**Extracted records:**
· · · ·

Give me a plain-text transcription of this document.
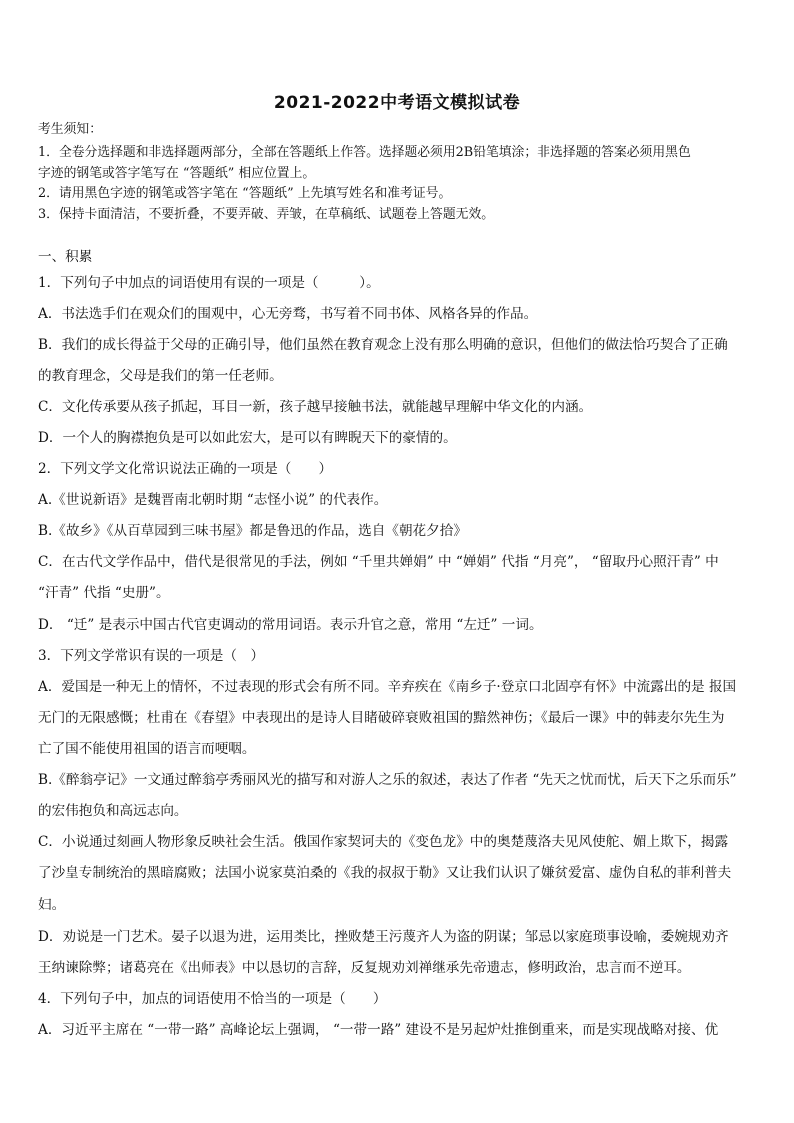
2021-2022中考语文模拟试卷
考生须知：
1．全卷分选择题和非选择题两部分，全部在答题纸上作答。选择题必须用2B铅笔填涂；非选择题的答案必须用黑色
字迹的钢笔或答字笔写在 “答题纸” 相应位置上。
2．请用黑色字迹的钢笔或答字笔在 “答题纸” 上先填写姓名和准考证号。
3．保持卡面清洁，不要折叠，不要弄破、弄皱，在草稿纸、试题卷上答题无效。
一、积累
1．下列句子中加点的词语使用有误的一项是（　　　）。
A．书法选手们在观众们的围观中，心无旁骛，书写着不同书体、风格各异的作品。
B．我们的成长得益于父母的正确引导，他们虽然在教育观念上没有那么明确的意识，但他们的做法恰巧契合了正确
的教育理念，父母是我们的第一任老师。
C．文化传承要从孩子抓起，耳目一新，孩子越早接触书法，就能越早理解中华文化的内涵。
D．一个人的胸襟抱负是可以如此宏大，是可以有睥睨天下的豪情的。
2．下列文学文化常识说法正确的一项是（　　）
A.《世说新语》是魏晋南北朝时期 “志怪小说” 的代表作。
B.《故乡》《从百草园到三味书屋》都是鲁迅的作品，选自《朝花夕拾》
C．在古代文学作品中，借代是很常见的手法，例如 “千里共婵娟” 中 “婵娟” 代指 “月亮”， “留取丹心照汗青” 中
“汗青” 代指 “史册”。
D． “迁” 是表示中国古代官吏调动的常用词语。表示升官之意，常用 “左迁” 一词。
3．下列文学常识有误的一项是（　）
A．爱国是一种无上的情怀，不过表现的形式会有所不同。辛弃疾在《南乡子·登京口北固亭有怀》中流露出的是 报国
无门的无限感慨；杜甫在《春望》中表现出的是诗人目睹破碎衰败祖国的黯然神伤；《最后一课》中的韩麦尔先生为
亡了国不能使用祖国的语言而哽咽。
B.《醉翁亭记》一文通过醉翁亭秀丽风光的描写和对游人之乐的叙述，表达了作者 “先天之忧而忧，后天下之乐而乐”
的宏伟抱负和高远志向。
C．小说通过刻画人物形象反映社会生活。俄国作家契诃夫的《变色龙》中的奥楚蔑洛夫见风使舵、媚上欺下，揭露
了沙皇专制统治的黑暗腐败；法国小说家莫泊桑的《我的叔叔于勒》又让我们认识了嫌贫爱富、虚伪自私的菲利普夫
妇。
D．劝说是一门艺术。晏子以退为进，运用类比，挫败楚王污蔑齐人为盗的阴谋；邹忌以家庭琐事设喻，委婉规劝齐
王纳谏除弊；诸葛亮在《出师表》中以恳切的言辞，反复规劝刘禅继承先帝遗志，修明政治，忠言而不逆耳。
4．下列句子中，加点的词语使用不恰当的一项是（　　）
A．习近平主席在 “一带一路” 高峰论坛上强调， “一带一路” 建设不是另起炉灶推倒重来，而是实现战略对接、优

· · · ·

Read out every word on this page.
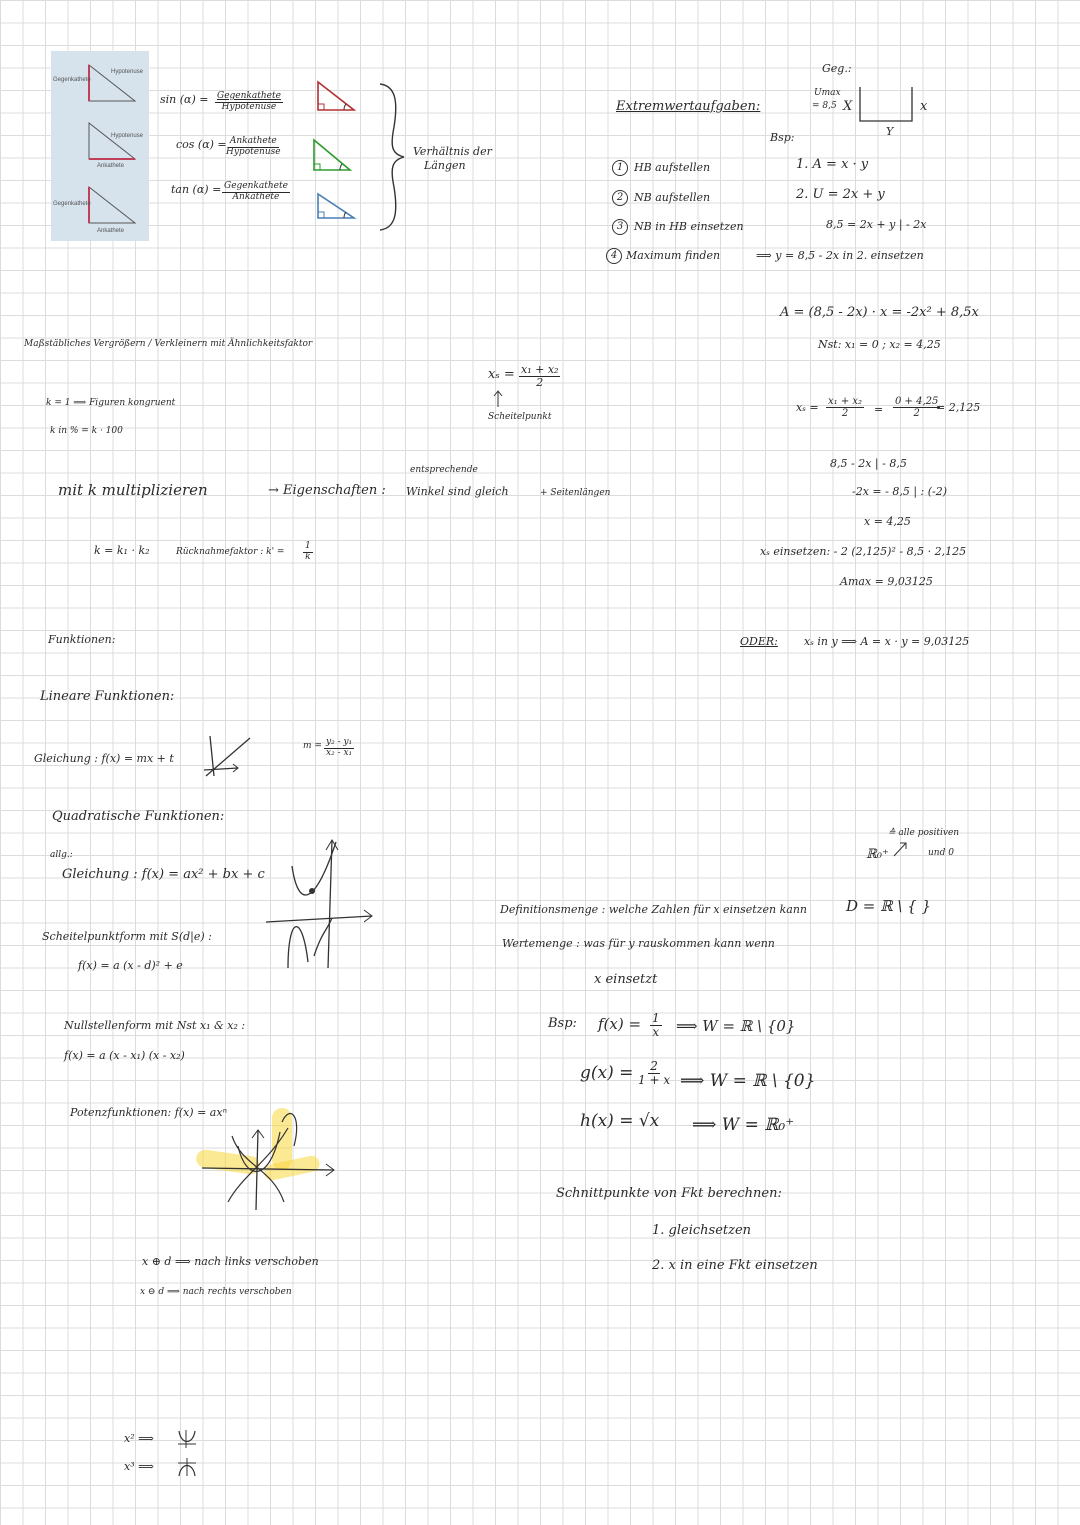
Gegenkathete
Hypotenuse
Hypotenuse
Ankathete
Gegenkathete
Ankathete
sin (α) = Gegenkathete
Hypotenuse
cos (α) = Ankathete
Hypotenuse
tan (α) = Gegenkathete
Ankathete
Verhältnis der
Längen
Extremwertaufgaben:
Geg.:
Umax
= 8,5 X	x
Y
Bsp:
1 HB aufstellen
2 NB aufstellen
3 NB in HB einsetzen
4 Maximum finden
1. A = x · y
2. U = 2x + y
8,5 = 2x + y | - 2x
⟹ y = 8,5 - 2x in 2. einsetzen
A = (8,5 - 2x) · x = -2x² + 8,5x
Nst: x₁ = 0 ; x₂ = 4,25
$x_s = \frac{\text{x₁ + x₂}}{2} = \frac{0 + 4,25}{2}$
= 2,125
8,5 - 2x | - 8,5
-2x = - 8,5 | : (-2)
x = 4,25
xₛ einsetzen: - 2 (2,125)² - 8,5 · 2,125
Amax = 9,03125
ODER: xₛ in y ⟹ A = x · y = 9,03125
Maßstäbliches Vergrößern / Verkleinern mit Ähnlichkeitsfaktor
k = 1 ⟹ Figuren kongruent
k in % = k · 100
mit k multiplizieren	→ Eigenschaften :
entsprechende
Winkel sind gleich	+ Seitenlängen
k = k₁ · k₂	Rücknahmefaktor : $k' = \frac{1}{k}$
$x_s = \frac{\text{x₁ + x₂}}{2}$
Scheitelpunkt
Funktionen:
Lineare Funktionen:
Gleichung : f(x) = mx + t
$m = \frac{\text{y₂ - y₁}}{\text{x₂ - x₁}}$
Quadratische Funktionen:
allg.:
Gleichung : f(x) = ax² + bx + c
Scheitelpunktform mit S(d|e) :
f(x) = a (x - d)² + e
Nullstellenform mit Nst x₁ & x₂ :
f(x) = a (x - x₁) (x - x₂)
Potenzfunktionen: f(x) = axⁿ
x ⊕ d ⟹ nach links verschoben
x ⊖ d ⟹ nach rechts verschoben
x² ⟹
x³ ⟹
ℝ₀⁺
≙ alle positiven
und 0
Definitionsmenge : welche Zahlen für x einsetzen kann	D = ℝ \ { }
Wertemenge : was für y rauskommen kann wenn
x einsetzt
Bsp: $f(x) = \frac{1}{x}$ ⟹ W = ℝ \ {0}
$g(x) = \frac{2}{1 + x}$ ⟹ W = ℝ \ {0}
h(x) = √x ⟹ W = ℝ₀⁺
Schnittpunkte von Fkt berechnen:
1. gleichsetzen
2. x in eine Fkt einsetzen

· · · ·

**What is asked:** Go through the material and select each line with the string "kann" in it.

**Response:**
Definitionsmenge : welche Zahlen für x einsetzen kann	D = ℝ \ { }
Wertemenge : was für y rauskommen kann wenn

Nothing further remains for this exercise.